= OBJECTIVE =
Please report every line from the material that contains the word "Juvenil".

= RECORDS FOR THE EXERCISE =
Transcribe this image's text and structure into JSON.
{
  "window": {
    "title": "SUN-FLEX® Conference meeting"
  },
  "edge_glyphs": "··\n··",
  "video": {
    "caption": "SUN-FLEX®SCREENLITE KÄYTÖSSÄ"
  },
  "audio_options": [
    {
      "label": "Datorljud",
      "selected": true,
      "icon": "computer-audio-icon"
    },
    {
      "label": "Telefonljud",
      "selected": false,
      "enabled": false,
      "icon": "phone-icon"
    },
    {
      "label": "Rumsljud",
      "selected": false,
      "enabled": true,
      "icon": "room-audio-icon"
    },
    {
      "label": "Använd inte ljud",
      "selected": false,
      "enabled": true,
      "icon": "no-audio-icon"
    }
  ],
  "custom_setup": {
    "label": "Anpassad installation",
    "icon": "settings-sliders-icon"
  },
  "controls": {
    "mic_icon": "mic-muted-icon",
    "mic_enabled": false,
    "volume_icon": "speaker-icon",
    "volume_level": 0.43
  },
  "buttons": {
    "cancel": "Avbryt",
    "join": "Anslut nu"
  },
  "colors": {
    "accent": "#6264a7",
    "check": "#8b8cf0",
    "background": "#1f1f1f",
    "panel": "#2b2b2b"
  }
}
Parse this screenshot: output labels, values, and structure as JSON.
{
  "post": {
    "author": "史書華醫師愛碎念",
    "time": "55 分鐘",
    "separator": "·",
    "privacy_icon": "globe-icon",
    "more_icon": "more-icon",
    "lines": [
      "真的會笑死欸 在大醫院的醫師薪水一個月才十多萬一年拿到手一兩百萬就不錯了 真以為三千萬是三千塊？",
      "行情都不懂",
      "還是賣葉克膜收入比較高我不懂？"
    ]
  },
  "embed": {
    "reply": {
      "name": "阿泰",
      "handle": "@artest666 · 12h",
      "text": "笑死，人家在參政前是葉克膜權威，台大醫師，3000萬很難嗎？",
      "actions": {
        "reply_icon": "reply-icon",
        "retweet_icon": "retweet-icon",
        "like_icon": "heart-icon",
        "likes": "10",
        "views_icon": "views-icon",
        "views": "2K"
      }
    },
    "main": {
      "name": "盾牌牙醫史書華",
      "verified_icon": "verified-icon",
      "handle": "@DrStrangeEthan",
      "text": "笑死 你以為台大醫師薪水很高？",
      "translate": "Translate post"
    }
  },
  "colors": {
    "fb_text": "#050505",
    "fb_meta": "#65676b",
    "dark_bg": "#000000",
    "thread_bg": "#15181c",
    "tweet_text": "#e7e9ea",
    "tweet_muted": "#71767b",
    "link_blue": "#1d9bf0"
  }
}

...

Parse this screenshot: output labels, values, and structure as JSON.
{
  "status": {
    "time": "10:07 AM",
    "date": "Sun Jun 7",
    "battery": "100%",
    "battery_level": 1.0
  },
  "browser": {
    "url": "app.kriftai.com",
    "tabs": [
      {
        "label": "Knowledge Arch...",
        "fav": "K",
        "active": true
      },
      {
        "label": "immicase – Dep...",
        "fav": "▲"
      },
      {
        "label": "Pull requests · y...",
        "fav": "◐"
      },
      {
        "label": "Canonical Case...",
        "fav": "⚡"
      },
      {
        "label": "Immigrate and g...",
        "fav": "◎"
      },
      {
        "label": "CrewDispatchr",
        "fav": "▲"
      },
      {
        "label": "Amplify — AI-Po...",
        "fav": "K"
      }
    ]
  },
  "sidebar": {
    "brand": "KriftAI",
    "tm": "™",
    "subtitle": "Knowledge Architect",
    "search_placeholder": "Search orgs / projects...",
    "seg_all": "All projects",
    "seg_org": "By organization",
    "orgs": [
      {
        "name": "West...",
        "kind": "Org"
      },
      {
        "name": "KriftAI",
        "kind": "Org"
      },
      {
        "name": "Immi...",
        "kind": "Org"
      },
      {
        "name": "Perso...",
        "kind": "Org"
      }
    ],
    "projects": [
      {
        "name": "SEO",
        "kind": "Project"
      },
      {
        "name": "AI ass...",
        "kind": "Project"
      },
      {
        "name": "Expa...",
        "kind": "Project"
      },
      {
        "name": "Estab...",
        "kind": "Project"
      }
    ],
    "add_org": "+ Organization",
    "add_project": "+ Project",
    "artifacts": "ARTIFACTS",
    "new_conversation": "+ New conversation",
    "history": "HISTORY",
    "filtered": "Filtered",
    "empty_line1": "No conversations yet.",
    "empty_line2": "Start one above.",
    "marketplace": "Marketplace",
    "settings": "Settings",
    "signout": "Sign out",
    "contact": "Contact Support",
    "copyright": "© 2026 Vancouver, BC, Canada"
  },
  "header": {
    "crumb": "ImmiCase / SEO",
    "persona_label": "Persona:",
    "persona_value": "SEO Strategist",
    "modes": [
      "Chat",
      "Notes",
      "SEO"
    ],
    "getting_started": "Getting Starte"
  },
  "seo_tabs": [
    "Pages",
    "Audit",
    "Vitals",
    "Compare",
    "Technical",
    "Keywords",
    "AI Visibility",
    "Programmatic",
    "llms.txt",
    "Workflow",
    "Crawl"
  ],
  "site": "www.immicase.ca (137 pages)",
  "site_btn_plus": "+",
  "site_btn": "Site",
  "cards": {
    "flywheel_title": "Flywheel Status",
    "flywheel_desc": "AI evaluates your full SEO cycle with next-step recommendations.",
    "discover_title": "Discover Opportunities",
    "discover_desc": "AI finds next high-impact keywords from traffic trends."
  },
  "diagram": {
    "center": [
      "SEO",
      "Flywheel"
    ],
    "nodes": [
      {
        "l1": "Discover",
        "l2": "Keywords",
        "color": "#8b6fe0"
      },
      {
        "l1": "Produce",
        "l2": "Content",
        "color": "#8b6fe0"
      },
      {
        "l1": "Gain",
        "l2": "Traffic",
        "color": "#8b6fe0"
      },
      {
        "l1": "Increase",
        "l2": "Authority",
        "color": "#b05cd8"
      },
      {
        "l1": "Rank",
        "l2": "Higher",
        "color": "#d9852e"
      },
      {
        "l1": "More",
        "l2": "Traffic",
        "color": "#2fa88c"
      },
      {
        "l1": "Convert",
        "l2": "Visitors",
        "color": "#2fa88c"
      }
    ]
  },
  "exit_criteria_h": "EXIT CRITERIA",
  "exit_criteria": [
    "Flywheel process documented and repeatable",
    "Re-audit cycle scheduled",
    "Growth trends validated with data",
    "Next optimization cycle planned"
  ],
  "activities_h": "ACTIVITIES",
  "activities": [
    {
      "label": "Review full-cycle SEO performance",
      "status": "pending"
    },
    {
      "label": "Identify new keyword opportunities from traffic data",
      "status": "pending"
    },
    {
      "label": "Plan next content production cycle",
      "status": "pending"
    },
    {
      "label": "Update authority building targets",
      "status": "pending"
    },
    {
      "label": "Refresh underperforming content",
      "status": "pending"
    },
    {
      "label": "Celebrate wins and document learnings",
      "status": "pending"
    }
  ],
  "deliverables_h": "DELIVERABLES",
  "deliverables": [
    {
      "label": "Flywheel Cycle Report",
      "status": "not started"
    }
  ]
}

--

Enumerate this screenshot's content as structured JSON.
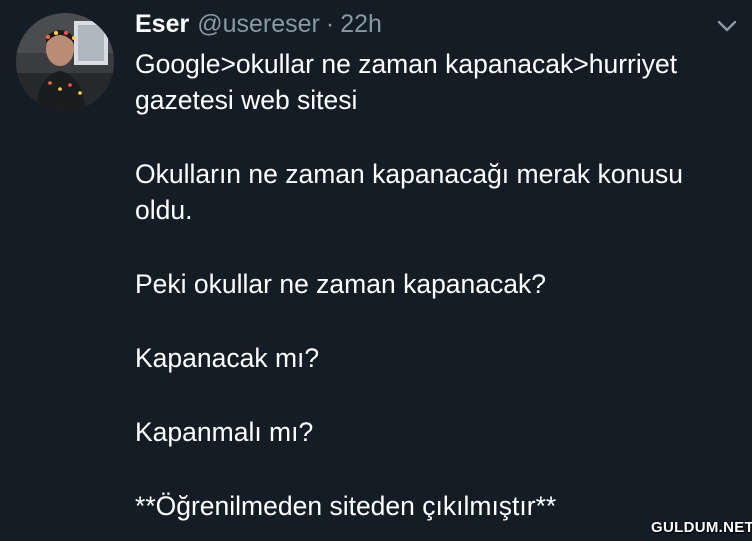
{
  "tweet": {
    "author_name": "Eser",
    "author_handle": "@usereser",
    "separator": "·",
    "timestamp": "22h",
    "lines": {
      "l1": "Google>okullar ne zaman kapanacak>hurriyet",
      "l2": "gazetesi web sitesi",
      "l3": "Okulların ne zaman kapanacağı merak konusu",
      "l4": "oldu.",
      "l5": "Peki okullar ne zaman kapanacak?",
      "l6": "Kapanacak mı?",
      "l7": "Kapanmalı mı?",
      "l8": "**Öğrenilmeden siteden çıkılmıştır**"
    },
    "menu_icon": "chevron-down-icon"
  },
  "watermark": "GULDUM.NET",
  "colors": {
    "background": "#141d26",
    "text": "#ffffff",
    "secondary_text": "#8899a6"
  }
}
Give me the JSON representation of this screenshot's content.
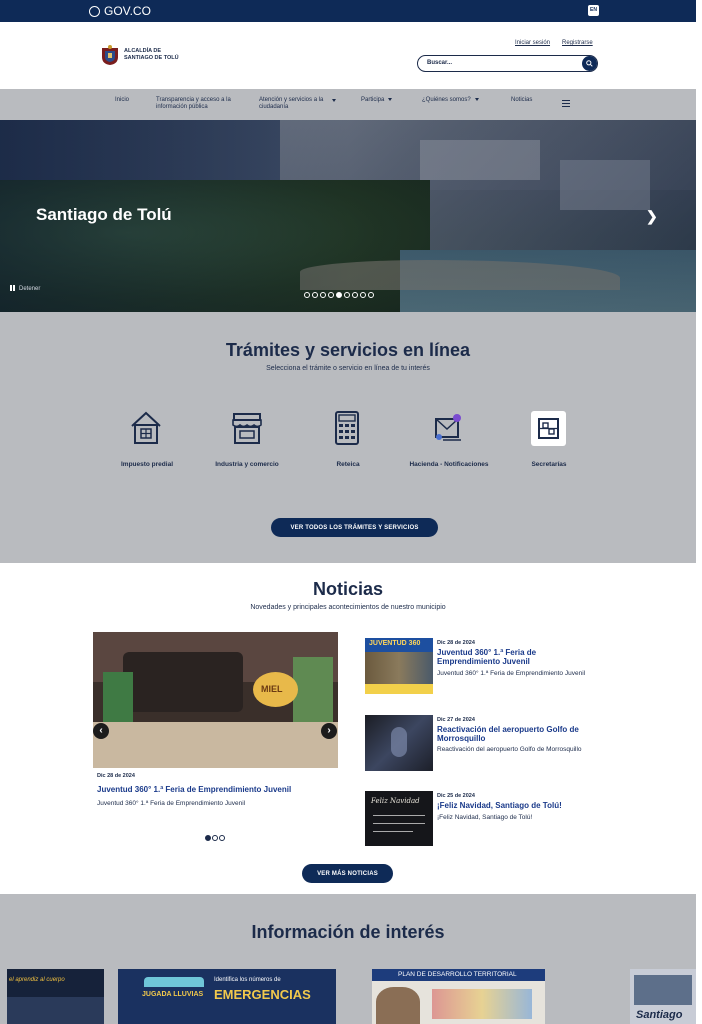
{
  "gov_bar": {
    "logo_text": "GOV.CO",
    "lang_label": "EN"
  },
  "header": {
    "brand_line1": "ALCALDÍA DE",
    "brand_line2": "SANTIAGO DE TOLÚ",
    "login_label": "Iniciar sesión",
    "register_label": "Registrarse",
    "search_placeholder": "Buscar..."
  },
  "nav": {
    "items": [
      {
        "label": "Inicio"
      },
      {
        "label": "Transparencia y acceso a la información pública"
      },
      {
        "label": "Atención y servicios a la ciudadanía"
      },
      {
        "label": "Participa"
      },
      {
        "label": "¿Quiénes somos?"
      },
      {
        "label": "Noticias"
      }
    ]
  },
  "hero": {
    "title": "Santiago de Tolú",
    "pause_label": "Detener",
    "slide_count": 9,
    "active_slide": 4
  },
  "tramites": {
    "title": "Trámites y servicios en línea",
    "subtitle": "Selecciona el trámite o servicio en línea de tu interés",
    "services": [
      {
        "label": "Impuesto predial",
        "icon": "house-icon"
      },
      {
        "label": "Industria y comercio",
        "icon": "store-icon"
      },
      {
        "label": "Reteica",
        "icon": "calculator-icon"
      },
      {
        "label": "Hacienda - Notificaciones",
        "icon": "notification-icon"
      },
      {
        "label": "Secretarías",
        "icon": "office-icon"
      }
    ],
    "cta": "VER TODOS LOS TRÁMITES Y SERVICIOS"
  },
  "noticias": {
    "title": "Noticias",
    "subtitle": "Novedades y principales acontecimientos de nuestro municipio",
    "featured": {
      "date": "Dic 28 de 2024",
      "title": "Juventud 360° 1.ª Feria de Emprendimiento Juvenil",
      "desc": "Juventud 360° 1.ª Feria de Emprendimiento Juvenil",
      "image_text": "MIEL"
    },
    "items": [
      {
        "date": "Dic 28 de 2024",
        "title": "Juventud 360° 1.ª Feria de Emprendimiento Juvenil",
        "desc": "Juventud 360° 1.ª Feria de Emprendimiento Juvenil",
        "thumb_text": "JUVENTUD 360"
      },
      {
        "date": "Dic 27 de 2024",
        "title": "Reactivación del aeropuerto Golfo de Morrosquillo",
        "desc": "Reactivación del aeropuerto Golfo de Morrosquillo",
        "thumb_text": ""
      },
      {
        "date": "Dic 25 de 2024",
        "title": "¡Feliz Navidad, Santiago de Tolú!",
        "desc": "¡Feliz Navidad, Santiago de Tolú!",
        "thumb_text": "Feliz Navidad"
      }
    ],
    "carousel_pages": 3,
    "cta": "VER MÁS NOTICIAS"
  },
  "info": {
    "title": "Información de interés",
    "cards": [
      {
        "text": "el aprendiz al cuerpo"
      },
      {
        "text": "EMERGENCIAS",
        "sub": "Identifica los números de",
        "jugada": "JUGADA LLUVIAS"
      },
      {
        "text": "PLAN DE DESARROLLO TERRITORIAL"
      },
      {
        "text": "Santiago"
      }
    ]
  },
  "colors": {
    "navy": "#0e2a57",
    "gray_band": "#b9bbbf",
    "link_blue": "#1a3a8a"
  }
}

= TASK ANSWER =
      "title": "Juventud 360° 1.ª Feria de Emprendimiento Juvenil",
      "desc": "Juventud 360° 1.ª Feria de Emprendimiento Juvenil",
        "title": "Juventud 360° 1.ª Feria de Emprendimiento Juvenil",
        "desc": "Juventud 360° 1.ª Feria de Emprendimiento Juvenil",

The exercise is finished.